* _EXCERPT_

## BEGIN

S-foils were made famous by Star Wars' X-Wing star fighter.

X-Wing schematic showing s-foils closed and deployed

But why were they needed in-universe aside from "Lock S-foils in attack position" sounding cool?

S-foil Wookieepedia has this to say:

Historically, S-foils had been developed to address overheating issues on wing-based starfighters. Because of the proximity of engines and weapons systems to narrow wiring that fit inside the thin wings, an excess of heat could cause mechanical meltdowns that would be devastating to the capacity of the fighters to function. S-foils like those seen on a number of Republic starfighter models during the Clone Wars held radiator panels that dispersed heat and cooled the interior mechanisms of the ships. S-foils were used when stress was being put on a ship's systems, usually when it was traveling at high speeds or locked in a dogfight. This idea would eventually evolve into the radiator panels of the Galactic Empire's TIE series.

Q1: Where exactly in canon is there such an explanation? ("radiator panels")? Wookieepedia isn't providing a cite.

Q2: Since when do the small radiator panels work in vacuum? They typically need to be pretty large (see discussion here for ISS/shuttles), due to lack of air serving as heat transfer agent; and S-foils on a small starfighter don't seem to add all that much extra size.

Was this somehow ever retconned in canon to conform to "reasonable" physics? (even fictional)?


3 Answers 3


A radiator's size is determined by the rate at which it needs to remove heat. If the X-wing doesn't need to remove that much heat, then it's perfectly reasonable that it doesn't need massive radiators. And while the radiators on the ISS are large, they're actually quite small compared to the wing surfaces of the X-wing relative to the vessel's total size.

The way radiators remove heat in a vacuum is through thermal radiation. All objects above absolute zero give off thermal radiation, which gets rid of thermal energy regardless of whether conduction and convection occur. For example, human beings actually lose a lot of heat via thermal radiation through our skin because of the high emissivity of human skin. The only reason this isn't a problem most of the time because of the heat we regain through conduction as well as thermal radiation from other objects (including that reflected off of walls and other surfaces).

## END

* _ITEMS_
## BEGIN

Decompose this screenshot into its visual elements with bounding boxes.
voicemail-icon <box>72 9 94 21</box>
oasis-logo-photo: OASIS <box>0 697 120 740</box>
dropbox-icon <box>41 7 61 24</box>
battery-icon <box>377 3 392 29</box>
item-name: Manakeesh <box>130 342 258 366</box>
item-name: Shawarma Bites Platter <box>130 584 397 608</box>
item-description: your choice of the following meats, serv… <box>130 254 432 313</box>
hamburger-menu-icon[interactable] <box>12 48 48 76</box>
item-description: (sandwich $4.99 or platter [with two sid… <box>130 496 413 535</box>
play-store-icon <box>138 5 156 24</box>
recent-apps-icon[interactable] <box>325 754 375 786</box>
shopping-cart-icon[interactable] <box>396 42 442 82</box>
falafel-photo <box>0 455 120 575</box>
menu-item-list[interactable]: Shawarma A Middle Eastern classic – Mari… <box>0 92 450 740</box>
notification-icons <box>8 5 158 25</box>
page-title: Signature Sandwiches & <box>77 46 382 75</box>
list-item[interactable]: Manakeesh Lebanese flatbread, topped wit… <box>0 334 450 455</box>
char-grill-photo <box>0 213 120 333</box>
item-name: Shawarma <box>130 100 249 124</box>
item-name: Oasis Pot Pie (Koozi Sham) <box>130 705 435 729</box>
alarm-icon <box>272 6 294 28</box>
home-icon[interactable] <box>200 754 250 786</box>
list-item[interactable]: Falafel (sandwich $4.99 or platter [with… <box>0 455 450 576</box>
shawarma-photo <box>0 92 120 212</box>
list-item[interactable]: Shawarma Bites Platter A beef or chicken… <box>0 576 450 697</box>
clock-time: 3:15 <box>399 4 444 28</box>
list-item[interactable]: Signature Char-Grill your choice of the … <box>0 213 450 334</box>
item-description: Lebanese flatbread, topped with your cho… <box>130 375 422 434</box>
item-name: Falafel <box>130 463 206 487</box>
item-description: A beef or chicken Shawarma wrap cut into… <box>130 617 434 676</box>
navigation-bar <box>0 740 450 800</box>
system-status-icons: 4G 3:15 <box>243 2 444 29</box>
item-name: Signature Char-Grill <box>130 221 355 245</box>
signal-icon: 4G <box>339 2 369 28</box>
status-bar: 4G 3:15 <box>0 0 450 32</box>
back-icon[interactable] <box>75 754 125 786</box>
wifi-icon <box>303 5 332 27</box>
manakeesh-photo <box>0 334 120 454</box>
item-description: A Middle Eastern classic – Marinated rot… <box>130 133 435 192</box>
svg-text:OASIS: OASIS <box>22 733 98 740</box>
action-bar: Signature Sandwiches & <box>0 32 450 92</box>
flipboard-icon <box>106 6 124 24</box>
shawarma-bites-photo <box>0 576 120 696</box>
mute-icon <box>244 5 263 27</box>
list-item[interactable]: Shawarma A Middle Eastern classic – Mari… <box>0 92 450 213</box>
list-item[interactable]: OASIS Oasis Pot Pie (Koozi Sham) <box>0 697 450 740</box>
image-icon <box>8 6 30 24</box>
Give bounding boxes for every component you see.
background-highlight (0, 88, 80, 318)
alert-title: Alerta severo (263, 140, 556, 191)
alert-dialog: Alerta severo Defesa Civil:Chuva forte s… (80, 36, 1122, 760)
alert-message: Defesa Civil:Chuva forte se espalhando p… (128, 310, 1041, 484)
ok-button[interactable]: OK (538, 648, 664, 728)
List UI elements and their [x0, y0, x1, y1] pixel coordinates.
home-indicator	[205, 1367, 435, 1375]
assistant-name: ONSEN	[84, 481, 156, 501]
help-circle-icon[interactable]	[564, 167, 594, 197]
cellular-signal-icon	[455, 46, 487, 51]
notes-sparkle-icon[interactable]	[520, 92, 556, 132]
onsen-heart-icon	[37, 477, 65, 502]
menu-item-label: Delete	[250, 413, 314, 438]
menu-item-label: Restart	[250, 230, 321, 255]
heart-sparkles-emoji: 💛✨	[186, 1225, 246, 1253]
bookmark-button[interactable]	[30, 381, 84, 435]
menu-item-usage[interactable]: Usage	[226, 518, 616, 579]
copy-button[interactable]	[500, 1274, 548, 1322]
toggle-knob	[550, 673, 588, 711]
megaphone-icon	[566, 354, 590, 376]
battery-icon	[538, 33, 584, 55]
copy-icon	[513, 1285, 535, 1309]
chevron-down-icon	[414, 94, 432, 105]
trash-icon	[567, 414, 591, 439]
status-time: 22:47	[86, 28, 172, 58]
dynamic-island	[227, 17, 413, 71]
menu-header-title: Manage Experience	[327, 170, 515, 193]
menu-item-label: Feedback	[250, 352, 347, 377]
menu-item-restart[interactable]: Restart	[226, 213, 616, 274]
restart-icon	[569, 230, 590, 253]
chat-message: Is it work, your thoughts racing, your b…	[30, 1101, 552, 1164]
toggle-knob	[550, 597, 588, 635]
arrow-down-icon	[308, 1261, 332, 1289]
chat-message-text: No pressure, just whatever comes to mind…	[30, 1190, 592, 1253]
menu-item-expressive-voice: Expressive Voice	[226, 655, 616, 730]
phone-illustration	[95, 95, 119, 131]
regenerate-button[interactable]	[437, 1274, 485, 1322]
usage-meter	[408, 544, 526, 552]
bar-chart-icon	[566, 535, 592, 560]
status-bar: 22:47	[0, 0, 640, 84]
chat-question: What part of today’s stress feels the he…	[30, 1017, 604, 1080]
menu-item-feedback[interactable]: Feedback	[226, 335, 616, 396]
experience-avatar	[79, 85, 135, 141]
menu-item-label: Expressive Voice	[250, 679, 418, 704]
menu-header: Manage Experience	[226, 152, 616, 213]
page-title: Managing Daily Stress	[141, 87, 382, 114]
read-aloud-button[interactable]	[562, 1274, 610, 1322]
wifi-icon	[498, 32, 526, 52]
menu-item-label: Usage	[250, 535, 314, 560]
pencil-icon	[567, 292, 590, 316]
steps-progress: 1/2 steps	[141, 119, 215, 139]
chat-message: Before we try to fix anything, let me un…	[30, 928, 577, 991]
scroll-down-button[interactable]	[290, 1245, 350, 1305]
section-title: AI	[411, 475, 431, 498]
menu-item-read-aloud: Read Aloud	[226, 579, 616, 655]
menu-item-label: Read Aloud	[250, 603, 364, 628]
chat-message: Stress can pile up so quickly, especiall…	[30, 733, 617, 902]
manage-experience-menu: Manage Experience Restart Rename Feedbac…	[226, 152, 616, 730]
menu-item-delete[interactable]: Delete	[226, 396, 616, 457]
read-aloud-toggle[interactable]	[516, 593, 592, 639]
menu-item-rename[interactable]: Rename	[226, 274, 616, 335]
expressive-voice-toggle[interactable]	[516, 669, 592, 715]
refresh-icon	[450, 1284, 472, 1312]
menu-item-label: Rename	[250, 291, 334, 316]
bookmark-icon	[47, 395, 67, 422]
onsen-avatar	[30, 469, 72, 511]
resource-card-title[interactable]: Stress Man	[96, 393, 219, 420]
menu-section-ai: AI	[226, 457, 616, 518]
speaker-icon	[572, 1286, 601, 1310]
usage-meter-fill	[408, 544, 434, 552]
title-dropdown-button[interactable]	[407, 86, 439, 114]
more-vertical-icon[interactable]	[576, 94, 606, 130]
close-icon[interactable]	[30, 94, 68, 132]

## END

* _EXERCISES TO COMPLETE_
• 1. Which ways of transferring heat does the S-foil discussion name?
• 2. Write the next part of the S-foil discussion, starting after its last sentence.
The rows have no connection to the S-foil discussion.

* _TASK-BY-TASK ANSWERS_
• 1.
- Thermal radiation
- Conduction
- Convection

• 2.
In deep space, there's no conduction and few warm objects that radiate heat back towards a spacecraft. So radiators can still be very effective. The radiators can be made even more effective by running them incredibly hot, increasing the rate at which they radiate waste heat. E.g. using a Peltier cooler or other heat pump that drives waste heat into the wing surfaces.

Depending on the heat rejection capacity of the X-wing's radiators (which is unknown), the size of its radiators could be completely adequate, completely inadequate, or complete overkill.

Why the S-foils need to open up is obvious. If they stay closed, then the direct contact between two opposing radiator surfaces would just trap heat in between them, only allowing heat to radiate out from one side of each S-foil. Opening up the wings allows heat to radiate from both sides, effectively doubling the heat rejection capacity of the system.

The real problem is that opening the S-foils only partially means that a lot of the radiative heat would just be recaptured by the opposing wing surface.


To answer Question 1, I couldn't find sources that say the X-wing S-foils are used for cooling, but Revenge of the Sith: Incredible Cross-Sections indicates that the wings on the ARC-170, the V-wing, and the Eta-2 (aka Jedi interceptor) were used for cooling. For the V-wing, it says that the "Radiator panels [on the wings] aid heat disposal during intense activity". For the Eta-2, it says:

Compacting a fighter's intense power into a tiny hull made overheating a challenge—which was met by an extensive system of heat sinks, pumps, and radiator wings.

I don't know whether a similar purpose has been established for X-wing S-foils or not. However, if you continue reading the Wookieepedia article, it seems to indicate that the primary purpose of the S-foils on the X-wing (as well as the B-wing) was increased weapons spread. This would be consistent with the line "Lock S-foils in attack position".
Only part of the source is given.